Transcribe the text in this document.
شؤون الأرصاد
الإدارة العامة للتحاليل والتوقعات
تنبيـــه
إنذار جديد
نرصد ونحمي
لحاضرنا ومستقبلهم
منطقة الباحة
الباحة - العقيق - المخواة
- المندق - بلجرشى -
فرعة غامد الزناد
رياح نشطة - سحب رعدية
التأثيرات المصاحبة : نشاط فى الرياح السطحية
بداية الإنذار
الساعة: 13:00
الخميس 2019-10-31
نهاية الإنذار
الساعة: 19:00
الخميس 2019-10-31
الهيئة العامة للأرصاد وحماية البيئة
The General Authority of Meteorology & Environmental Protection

══════════════════════════════

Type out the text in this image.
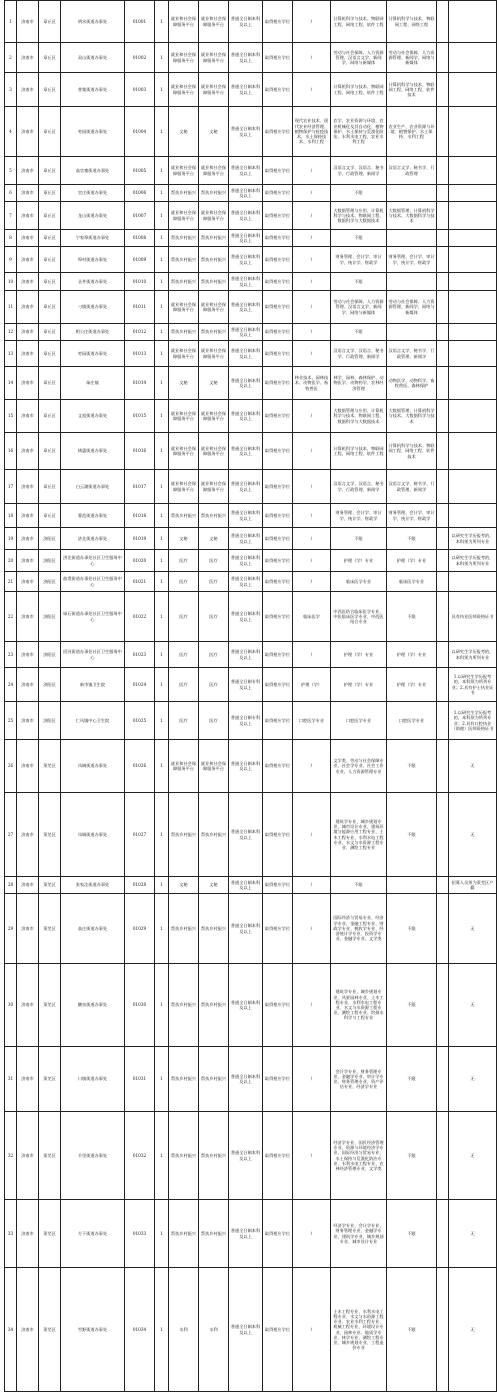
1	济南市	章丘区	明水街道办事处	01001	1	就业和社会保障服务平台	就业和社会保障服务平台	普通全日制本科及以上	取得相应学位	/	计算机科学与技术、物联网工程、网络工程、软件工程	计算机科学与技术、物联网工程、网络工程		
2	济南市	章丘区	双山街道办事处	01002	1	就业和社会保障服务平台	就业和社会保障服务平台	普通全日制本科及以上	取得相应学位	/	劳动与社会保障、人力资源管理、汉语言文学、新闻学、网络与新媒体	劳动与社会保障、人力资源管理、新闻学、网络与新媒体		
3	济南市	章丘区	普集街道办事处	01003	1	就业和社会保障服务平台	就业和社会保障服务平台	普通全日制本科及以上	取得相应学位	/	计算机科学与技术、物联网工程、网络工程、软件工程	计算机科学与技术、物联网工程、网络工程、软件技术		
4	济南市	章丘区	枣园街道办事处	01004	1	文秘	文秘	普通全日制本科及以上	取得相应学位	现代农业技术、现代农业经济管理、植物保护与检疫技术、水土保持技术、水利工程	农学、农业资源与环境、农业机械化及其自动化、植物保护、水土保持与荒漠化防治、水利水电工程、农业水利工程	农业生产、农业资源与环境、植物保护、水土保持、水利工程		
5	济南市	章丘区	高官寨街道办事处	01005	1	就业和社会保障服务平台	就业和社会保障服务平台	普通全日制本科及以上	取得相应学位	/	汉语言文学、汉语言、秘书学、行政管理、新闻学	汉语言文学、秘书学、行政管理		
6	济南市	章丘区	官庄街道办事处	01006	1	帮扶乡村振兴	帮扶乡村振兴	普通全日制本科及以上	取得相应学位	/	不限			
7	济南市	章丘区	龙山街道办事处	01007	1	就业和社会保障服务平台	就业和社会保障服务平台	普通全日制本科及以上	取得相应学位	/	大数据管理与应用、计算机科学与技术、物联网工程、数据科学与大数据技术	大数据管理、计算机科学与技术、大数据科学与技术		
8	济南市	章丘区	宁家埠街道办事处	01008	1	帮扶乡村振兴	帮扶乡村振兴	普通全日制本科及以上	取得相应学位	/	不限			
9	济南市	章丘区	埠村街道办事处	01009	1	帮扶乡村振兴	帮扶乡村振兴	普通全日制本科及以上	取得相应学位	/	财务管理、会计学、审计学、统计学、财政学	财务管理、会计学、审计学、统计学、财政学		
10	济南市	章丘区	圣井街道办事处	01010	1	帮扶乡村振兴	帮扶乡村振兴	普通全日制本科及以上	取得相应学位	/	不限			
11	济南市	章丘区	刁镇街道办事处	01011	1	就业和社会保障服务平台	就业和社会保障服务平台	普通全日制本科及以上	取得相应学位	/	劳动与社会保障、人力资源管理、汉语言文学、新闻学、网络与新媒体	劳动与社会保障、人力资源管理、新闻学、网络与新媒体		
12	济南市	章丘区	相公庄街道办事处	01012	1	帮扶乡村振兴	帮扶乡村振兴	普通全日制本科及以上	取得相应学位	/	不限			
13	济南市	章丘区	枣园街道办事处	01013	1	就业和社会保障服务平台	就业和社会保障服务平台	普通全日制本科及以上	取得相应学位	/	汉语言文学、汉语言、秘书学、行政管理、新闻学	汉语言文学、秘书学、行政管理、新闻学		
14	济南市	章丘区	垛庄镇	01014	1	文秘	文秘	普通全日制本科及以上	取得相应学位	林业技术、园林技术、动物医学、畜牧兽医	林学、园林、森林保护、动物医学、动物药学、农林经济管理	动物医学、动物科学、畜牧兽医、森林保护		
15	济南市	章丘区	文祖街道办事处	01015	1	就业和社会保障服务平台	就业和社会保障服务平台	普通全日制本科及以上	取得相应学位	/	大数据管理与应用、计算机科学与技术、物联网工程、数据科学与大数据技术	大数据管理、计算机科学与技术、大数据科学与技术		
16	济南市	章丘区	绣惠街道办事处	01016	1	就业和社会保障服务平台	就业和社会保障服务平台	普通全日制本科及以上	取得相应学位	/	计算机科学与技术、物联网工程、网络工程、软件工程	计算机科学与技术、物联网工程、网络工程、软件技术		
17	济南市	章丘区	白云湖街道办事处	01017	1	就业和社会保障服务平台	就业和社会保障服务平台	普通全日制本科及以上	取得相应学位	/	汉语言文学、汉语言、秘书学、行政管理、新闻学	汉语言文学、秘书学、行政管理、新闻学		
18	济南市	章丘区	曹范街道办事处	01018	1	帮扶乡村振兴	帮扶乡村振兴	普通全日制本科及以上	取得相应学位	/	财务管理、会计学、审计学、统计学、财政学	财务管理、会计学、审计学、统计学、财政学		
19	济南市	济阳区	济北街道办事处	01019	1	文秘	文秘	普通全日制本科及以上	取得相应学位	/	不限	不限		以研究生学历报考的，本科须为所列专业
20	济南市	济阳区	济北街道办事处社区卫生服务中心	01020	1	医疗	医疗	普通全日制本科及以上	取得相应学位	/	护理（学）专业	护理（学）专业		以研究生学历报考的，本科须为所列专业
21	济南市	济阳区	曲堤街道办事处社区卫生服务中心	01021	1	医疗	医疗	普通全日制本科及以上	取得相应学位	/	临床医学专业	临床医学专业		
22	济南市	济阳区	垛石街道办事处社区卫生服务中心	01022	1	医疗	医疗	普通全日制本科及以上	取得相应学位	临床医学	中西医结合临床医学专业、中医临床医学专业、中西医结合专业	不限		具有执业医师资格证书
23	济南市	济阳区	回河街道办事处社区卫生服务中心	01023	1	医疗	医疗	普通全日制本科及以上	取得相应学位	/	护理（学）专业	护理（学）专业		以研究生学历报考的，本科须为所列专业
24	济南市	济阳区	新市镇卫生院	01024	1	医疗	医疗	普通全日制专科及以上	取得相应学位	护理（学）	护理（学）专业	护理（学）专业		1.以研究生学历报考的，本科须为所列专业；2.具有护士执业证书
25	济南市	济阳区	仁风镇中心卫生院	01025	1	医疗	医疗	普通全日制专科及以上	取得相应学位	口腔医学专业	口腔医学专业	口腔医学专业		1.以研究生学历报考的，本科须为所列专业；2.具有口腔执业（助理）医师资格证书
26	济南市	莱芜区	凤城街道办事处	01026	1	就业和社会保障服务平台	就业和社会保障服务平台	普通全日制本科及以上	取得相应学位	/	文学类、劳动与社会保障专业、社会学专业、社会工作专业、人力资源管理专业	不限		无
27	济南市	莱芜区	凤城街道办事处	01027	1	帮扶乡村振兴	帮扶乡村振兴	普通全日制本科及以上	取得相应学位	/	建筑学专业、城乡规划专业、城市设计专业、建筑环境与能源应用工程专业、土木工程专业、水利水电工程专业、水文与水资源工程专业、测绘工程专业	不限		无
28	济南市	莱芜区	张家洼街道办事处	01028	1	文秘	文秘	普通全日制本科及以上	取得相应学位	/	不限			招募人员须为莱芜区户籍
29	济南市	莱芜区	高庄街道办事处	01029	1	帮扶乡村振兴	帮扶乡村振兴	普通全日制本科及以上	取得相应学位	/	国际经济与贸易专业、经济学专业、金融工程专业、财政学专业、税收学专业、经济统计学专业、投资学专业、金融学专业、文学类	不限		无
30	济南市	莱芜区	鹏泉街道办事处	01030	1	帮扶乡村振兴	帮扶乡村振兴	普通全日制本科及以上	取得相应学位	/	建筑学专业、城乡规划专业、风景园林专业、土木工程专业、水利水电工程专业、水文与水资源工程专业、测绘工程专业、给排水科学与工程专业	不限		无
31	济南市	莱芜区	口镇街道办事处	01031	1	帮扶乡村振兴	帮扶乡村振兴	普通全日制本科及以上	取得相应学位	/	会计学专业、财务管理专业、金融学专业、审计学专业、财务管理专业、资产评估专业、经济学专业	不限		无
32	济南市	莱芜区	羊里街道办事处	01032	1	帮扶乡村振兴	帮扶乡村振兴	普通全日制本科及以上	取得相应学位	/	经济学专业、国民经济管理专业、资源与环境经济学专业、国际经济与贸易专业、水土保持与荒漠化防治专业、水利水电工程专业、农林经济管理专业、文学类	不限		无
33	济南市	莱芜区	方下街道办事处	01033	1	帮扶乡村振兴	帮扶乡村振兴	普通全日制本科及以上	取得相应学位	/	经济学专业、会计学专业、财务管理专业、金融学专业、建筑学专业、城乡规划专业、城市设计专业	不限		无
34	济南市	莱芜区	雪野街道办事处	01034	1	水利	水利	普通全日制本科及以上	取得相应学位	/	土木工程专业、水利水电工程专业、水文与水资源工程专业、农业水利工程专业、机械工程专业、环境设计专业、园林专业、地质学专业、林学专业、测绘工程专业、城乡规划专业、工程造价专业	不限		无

══════════════════════════════

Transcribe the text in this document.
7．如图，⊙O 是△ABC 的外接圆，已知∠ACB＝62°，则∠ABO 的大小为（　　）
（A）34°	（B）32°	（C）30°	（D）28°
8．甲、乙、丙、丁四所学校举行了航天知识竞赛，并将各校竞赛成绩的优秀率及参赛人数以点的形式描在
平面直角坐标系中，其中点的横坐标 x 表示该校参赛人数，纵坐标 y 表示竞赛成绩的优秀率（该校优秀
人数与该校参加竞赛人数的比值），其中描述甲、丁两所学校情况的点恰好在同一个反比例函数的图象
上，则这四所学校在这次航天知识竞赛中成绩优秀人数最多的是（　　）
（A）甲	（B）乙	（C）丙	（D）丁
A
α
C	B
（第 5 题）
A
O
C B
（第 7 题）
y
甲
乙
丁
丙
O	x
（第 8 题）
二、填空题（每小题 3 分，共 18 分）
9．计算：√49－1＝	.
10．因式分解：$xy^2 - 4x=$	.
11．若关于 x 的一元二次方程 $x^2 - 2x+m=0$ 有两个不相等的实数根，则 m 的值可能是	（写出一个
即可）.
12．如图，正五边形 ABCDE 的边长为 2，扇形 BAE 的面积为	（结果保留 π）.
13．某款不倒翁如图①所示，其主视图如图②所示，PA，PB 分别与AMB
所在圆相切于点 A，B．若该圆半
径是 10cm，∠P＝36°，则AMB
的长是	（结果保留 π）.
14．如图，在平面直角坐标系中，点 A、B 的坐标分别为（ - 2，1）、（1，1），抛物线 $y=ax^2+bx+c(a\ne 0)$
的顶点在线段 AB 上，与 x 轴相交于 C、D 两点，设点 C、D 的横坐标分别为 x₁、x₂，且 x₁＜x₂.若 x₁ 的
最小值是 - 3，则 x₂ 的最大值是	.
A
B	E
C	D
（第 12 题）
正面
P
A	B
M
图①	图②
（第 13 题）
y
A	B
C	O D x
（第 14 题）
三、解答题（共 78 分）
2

══════════════════════════════

• THE EXERCISE:
Check each line above for the word "本科须为所列专业", and copy the lines where it appears.

• SOLUTION:
19	济南市	济阳区	济北街道办事处	01019	1	文秘	文秘	普通全日制本科及以上	取得相应学位	/	不限	不限		以研究生学历报考的，本科须为所列专业
20	济南市	济阳区	济北街道办事处社区卫生服务中心	01020	1	医疗	医疗	普通全日制本科及以上	取得相应学位	/	护理（学）专业	护理（学）专业		以研究生学历报考的，本科须为所列专业
23	济南市	济阳区	回河街道办事处社区卫生服务中心	01023	1	医疗	医疗	普通全日制本科及以上	取得相应学位	/	护理（学）专业	护理（学）专业		以研究生学历报考的，本科须为所列专业
24	济南市	济阳区	新市镇卫生院	01024	1	医疗	医疗	普通全日制专科及以上	取得相应学位	护理（学）	护理（学）专业	护理（学）专业		1.以研究生学历报考的，本科须为所列专业；2.具有护士执业证书
25	济南市	济阳区	仁风镇中心卫生院	01025	1	医疗	医疗	普通全日制专科及以上	取得相应学位	口腔医学专业	口腔医学专业	口腔医学专业		1.以研究生学历报考的，本科须为所列专业；2.具有口腔执业（助理）医师资格证书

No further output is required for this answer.